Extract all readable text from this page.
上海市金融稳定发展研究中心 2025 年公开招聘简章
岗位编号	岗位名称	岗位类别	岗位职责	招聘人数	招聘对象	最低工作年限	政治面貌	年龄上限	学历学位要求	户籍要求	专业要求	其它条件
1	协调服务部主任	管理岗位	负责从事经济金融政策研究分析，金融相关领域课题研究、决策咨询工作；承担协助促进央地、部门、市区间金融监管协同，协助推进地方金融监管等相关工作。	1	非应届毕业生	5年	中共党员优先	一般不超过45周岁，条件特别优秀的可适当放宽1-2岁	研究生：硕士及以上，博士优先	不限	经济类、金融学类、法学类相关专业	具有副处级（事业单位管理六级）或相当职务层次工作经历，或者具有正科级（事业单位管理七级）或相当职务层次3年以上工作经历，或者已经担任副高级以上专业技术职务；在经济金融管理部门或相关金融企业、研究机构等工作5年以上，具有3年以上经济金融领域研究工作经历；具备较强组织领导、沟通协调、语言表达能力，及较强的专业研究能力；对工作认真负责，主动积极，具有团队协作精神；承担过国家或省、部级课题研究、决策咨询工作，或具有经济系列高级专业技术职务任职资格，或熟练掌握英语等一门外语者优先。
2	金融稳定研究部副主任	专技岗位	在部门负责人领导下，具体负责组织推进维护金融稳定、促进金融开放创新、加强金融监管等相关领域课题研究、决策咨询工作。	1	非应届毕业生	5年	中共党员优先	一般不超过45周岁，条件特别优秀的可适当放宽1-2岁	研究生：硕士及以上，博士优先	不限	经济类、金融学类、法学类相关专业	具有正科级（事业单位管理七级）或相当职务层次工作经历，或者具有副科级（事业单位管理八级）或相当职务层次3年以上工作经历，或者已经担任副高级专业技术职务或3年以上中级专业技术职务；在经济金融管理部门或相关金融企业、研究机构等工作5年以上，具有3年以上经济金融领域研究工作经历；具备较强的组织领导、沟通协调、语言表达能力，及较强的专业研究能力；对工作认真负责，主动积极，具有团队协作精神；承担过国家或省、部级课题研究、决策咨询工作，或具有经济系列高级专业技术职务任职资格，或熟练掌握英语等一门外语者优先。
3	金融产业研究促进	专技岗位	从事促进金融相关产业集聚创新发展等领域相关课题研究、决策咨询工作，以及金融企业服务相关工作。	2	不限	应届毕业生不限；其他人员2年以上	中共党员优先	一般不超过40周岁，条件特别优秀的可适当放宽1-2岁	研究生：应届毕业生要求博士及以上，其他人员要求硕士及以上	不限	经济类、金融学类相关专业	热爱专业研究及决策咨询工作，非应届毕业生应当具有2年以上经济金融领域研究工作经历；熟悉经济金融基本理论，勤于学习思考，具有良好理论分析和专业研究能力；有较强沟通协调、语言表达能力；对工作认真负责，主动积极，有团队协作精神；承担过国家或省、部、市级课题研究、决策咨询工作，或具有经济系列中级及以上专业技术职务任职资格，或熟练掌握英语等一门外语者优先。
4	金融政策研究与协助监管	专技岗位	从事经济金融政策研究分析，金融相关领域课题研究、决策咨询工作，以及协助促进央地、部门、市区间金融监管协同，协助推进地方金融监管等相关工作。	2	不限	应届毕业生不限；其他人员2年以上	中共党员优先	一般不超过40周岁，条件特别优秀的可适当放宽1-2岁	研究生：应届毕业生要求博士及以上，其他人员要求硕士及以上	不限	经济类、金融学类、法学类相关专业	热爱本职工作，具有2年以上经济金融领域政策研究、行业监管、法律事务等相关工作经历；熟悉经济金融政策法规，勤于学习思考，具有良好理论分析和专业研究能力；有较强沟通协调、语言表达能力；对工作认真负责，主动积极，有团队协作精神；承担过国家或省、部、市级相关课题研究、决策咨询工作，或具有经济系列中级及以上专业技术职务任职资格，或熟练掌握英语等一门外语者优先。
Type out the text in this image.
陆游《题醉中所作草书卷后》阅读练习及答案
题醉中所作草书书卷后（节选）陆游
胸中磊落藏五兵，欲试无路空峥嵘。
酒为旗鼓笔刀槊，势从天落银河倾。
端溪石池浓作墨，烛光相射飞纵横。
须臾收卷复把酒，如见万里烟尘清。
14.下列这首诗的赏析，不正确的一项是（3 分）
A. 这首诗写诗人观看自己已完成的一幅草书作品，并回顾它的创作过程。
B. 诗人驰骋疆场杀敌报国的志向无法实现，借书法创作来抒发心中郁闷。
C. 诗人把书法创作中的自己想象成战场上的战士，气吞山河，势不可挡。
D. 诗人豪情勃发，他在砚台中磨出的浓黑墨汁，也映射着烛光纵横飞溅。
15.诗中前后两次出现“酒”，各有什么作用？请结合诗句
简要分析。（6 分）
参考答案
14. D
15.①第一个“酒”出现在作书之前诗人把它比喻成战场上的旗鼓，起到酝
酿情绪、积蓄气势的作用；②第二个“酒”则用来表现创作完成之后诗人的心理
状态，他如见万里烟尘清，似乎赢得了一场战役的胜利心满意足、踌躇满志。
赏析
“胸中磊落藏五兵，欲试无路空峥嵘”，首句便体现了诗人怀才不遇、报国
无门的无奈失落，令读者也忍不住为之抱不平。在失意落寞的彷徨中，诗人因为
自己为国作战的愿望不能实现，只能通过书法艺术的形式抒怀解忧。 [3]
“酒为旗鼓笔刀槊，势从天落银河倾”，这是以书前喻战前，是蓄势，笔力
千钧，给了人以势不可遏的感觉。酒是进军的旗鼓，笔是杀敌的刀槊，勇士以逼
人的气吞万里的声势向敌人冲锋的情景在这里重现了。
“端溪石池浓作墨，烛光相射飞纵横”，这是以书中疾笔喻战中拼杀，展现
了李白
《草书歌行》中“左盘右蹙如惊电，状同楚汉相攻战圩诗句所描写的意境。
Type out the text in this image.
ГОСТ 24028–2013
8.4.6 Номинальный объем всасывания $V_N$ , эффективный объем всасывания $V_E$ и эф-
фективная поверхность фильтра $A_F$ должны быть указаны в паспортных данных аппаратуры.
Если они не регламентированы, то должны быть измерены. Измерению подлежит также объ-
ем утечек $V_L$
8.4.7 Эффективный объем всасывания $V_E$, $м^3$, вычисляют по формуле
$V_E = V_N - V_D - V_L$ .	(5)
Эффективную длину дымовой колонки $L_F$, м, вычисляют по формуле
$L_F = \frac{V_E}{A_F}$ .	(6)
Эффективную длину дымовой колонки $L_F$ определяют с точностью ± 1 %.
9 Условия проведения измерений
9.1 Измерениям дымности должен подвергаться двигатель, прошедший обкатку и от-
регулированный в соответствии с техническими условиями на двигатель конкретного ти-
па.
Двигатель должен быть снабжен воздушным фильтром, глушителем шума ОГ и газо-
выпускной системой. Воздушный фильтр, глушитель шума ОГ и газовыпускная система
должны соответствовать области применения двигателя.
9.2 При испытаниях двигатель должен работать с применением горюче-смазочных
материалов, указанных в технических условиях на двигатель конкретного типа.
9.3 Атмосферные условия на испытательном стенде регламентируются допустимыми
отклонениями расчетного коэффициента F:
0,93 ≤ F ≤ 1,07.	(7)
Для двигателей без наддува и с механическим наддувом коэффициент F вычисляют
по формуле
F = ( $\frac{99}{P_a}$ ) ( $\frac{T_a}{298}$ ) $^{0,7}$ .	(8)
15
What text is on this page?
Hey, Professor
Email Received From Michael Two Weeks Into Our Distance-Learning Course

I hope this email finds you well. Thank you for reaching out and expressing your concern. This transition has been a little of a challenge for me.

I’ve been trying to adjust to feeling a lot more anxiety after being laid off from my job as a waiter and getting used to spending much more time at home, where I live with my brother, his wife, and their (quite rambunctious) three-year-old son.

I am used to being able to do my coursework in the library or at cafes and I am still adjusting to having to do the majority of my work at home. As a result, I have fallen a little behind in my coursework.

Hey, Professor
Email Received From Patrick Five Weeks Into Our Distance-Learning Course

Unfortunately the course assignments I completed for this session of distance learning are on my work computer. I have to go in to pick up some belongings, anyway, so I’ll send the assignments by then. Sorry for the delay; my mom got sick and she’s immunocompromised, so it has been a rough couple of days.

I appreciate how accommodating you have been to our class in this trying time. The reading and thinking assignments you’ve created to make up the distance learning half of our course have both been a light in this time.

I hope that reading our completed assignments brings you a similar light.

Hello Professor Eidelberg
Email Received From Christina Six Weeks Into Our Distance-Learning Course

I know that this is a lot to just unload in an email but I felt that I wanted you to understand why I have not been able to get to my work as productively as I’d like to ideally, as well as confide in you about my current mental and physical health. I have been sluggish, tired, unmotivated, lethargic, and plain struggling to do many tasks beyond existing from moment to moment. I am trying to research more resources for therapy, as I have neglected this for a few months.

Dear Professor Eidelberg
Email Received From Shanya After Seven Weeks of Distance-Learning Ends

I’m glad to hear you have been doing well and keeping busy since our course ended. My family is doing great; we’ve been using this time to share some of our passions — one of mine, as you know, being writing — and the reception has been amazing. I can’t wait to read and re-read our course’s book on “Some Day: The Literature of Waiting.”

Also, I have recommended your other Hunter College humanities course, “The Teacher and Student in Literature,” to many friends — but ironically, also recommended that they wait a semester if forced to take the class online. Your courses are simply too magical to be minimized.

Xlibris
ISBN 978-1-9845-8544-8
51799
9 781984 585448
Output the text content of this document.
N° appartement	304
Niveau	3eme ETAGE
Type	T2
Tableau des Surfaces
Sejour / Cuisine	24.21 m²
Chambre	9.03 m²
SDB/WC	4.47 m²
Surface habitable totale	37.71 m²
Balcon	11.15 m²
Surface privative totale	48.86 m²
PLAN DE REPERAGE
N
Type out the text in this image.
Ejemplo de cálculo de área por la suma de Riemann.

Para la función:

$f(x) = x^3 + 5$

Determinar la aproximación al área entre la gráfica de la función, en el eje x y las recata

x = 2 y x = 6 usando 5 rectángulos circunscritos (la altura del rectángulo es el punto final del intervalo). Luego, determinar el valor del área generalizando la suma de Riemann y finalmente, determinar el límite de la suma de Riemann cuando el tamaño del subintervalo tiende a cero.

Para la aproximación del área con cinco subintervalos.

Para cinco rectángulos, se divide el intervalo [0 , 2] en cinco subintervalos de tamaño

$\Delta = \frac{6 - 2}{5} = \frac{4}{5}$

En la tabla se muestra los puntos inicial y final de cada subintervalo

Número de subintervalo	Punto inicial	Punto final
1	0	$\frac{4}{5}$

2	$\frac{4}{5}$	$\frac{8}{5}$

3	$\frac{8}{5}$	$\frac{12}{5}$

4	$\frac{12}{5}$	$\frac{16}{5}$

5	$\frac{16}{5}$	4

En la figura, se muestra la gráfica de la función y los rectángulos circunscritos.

-- -- --

# Written instruction
Using the listing above, pick out each line that contains the word "конкретного", then copy it.

# Written solution
регулированный в соответствии с техническими условиями на двигатель конкретного ти-
материалов, указанных в технических условиях на двигатель конкретного типа.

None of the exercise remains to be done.